What is asked
Each entry should be quoted word for word, including every mark of punctuation.
◇ ◇ ◇ ◇
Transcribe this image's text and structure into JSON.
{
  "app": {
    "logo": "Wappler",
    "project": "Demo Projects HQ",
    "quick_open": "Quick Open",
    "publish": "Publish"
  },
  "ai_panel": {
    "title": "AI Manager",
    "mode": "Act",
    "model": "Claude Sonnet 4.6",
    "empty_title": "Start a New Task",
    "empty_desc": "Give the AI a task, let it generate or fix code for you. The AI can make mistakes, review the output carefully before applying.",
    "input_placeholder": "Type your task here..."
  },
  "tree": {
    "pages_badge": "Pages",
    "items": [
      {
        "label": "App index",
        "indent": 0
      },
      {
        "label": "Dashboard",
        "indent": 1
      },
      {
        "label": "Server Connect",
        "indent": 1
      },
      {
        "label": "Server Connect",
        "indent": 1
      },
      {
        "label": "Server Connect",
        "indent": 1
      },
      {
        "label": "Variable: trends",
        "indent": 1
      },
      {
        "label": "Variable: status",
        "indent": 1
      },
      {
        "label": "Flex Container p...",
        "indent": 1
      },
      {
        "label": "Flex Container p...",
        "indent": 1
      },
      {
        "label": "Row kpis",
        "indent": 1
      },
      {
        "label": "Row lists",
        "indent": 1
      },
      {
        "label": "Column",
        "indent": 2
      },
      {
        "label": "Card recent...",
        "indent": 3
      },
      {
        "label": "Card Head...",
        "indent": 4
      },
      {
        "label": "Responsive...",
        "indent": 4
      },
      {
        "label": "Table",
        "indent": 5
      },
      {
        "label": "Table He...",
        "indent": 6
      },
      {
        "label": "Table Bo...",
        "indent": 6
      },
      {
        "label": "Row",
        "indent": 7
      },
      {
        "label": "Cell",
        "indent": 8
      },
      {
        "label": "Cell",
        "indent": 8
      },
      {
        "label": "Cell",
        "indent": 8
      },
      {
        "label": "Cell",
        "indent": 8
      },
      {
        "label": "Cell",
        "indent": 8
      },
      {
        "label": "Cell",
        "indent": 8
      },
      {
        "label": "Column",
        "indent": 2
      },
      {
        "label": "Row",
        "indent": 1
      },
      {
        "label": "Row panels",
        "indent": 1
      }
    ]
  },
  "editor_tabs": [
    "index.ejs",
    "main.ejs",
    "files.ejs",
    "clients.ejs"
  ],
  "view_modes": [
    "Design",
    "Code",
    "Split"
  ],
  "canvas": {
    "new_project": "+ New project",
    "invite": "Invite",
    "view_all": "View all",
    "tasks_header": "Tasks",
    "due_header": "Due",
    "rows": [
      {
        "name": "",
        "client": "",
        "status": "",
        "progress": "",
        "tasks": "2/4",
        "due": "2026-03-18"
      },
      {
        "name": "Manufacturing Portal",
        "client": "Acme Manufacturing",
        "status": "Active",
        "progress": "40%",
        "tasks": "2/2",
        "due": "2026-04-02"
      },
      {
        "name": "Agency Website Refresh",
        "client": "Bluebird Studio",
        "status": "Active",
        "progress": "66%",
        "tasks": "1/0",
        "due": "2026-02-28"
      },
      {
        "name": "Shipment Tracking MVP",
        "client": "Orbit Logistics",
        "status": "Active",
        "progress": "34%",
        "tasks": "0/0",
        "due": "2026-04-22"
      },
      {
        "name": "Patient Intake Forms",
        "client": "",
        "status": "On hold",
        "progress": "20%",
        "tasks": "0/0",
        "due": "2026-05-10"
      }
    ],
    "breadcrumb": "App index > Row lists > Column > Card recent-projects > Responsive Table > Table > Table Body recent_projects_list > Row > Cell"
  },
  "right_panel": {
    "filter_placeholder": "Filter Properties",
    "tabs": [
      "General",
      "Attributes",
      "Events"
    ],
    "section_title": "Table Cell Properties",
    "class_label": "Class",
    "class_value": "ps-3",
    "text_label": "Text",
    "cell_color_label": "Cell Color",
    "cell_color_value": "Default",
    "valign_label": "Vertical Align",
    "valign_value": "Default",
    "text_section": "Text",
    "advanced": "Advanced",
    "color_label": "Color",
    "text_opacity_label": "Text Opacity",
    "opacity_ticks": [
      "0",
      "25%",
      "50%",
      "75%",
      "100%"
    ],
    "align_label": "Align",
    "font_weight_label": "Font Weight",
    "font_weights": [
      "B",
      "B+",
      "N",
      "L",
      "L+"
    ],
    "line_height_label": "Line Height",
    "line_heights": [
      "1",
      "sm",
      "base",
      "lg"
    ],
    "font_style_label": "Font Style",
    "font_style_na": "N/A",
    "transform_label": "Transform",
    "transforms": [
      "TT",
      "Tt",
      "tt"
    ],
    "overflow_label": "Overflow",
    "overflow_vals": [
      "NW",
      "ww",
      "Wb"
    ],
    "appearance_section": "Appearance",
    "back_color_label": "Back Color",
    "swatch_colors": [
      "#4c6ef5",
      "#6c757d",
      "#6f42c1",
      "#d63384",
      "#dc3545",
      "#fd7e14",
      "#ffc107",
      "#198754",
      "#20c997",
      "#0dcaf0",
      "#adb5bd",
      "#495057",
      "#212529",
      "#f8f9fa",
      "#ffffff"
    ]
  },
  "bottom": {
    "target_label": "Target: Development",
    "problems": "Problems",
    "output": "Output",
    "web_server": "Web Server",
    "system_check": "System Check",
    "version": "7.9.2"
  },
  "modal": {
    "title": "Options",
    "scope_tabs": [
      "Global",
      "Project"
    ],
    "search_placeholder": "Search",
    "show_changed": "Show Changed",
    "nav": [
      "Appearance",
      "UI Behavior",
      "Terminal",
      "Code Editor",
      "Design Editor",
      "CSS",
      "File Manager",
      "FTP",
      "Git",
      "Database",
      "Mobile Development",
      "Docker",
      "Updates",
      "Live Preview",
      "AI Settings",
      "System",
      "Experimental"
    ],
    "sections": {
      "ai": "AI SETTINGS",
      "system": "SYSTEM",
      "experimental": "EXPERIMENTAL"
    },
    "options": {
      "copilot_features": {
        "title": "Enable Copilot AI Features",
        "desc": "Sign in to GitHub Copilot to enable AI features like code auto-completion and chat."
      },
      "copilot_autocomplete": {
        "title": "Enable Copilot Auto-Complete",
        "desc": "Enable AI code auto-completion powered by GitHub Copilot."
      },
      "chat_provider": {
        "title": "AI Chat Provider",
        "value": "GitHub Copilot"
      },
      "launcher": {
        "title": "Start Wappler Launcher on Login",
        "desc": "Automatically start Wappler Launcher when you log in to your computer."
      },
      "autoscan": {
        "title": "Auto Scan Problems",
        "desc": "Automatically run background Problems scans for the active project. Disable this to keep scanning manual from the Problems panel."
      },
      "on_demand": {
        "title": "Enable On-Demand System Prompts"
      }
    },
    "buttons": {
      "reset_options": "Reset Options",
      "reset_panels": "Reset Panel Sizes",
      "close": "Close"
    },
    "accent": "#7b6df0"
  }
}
◇ ◇ ◇ ◇
Reply to the task
Transcribe this image's text and structure into JSON.
{
  "app": {
    "logo": "Wappler",
    "project": "Demo Projects HQ",
    "quick_open": "Quick Open",
    "publish": "Publish"
  },
  "ai_panel": {
    "title": "AI Manager",
    "mode": "Act",
    "model": "Claude Sonnet 4.6",
    "empty_title": "Start a New Task",
    "empty_desc": "Give the AI a task, let it generate or fix code for you. The AI can make mistakes, review the output carefully before applying.",
    "input_placeholder": "Type your task here..."
  },
  "tree": {
    "pages_badge": "Pages",
    "items": [
      {
        "label": "App index",
        "indent": 0
      },
      {
        "label": "Dashboard",
        "indent": 1
      },
      {
        "label": "Server Connect",
        "indent": 1
      },
      {
        "label": "Server Connect",
        "indent": 1
      },
      {
        "label": "Server Connect",
        "indent": 1
      },
      {
        "label": "Variable: trends",
        "indent": 1
      },
      {
        "label": "Variable: status",
        "indent": 1
      },
      {
        "label": "Flex Container p...",
        "indent": 1
      },
      {
        "label": "Flex Container p...",
        "indent": 1
      },
      {
        "label": "Row kpis",
        "indent": 1
      },
      {
        "label": "Row lists",
        "indent": 1
      },
      {
        "label": "Column",
        "indent": 2
      },
      {
        "label": "Card recent...",
        "indent": 3
      },
      {
        "label": "Card Head...",
        "indent": 4
      },
      {
        "label": "Responsive...",
        "indent": 4
      },
      {
        "label": "Table",
        "indent": 5
      },
      {
        "label": "Table He...",
        "indent": 6
      },
      {
        "label": "Table Bo...",
        "indent": 6
      },
      {
        "label": "Row",
        "indent": 7
      },
      {
        "label": "Cell",
        "indent": 8
      },
      {
        "label": "Cell",
        "indent": 8
      },
      {
        "label": "Cell",
        "indent": 8
      },
      {
        "label": "Cell",
        "indent": 8
      },
      {
        "label": "Cell",
        "indent": 8
      },
      {
        "label": "Cell",
        "indent": 8
      },
      {
        "label": "Column",
        "indent": 2
      },
      {
        "label": "Row",
        "indent": 1
      },
      {
        "label": "Row panels",
        "indent": 1
      }
    ]
  },
  "editor_tabs": [
    "index.ejs",
    "main.ejs",
    "files.ejs",
    "clients.ejs"
  ],
  "view_modes": [
    "Design",
    "Code",
    "Split"
  ],
  "canvas": {
    "new_project": "+ New project",
    "invite": "Invite",
    "view_all": "View all",
    "tasks_header": "Tasks",
    "due_header": "Due",
    "rows": [
      {
        "name": "",
        "client": "",
        "status": "",
        "progress": "",
        "tasks": "2/4",
        "due": "2026-03-18"
      },
      {
        "name": "Manufacturing Portal",
        "client": "Acme Manufacturing",
        "status": "Active",
        "progress": "40%",
        "tasks": "2/2",
        "due": "2026-04-02"
      },
      {
        "name": "Agency Website Refresh",
        "client": "Bluebird Studio",
        "status": "Active",
        "progress": "66%",
        "tasks": "1/0",
        "due": "2026-02-28"
      },
      {
        "name": "Shipment Tracking MVP",
        "client": "Orbit Logistics",
        "status": "Active",
        "progress": "34%",
        "tasks": "0/0",
        "due": "2026-04-22"
      },
      {
        "name": "Patient Intake Forms",
        "client": "",
        "status": "On hold",
        "progress": "20%",
        "tasks": "0/0",
        "due": "2026-05-10"
      }
    ],
    "breadcrumb": "App index > Row lists > Column > Card recent-projects > Responsive Table > Table > Table Body recent_projects_list > Row > Cell"
  },
  "right_panel": {
    "filter_placeholder": "Filter Properties",
    "tabs": [
      "General",
      "Attributes",
      "Events"
    ],
    "section_title": "Table Cell Properties",
    "class_label": "Class",
    "class_value": "ps-3",
    "text_label": "Text",
    "cell_color_label": "Cell Color",
    "cell_color_value": "Default",
    "valign_label": "Vertical Align",
    "valign_value": "Default",
    "text_section": "Text",
    "advanced": "Advanced",
    "color_label": "Color",
    "text_opacity_label": "Text Opacity",
    "opacity_ticks": [
      "0",
      "25%",
      "50%",
      "75%",
      "100%"
    ],
    "align_label": "Align",
    "font_weight_label": "Font Weight",
    "font_weights": [
      "B",
      "B+",
      "N",
      "L",
      "L+"
    ],
    "line_height_label": "Line Height",
    "line_heights": [
      "1",
      "sm",
      "base",
      "lg"
    ],
    "font_style_label": "Font Style",
    "font_style_na": "N/A",
    "transform_label": "Transform",
    "transforms": [
      "TT",
      "Tt",
      "tt"
    ],
    "overflow_label": "Overflow",
    "overflow_vals": [
      "NW",
      "ww",
      "Wb"
    ],
    "appearance_section": "Appearance",
    "back_color_label": "Back Color",
    "swatch_colors": [
      "#4c6ef5",
      "#6c757d",
      "#6f42c1",
      "#d63384",
      "#dc3545",
      "#fd7e14",
      "#ffc107",
      "#198754",
      "#20c997",
      "#0dcaf0",
      "#adb5bd",
      "#495057",
      "#212529",
      "#f8f9fa",
      "#ffffff"
    ]
  },
  "bottom": {
    "target_label": "Target: Development",
    "problems": "Problems",
    "output": "Output",
    "web_server": "Web Server",
    "system_check": "System Check",
    "version": "7.9.2"
  },
  "modal": {
    "title": "Options",
    "scope_tabs": [
      "Global",
      "Project"
    ],
    "search_placeholder": "Search",
    "show_changed": "Show Changed",
    "nav": [
      "Appearance",
      "UI Behavior",
      "Terminal",
      "Code Editor",
      "Design Editor",
      "CSS",
      "File Manager",
      "FTP",
      "Git",
      "Database",
      "Mobile Development",
      "Docker",
      "Updates",
      "Live Preview",
      "AI Settings",
      "System",
      "Experimental"
    ],
    "sections": {
      "ai": "AI SETTINGS",
      "system": "SYSTEM",
      "experimental": "EXPERIMENTAL"
    },
    "options": {
      "copilot_features": {
        "title": "Enable Copilot AI Features",
        "desc": "Sign in to GitHub Copilot to enable AI features like code auto-completion and chat."
      },
      "copilot_autocomplete": {
        "title": "Enable Copilot Auto-Complete",
        "desc": "Enable AI code auto-completion powered by GitHub Copilot."
      },
      "chat_provider": {
        "title": "AI Chat Provider",
        "value": "GitHub Copilot"
      },
      "launcher": {
        "title": "Start Wappler Launcher on Login",
        "desc": "Automatically start Wappler Launcher when you log in to your computer."
      },
      "autoscan": {
        "title": "Auto Scan Problems",
        "desc": "Automatically run background Problems scans for the active project. Disable this to keep scanning manual from the Problems panel."
      },
      "on_demand": {
        "title": "Enable On-Demand System Prompts"
      }
    },
    "buttons": {
      "reset_options": "Reset Options",
      "reset_panels": "Reset Panel Sizes",
      "close": "Close"
    },
    "accent": "#7b6df0"
  }
}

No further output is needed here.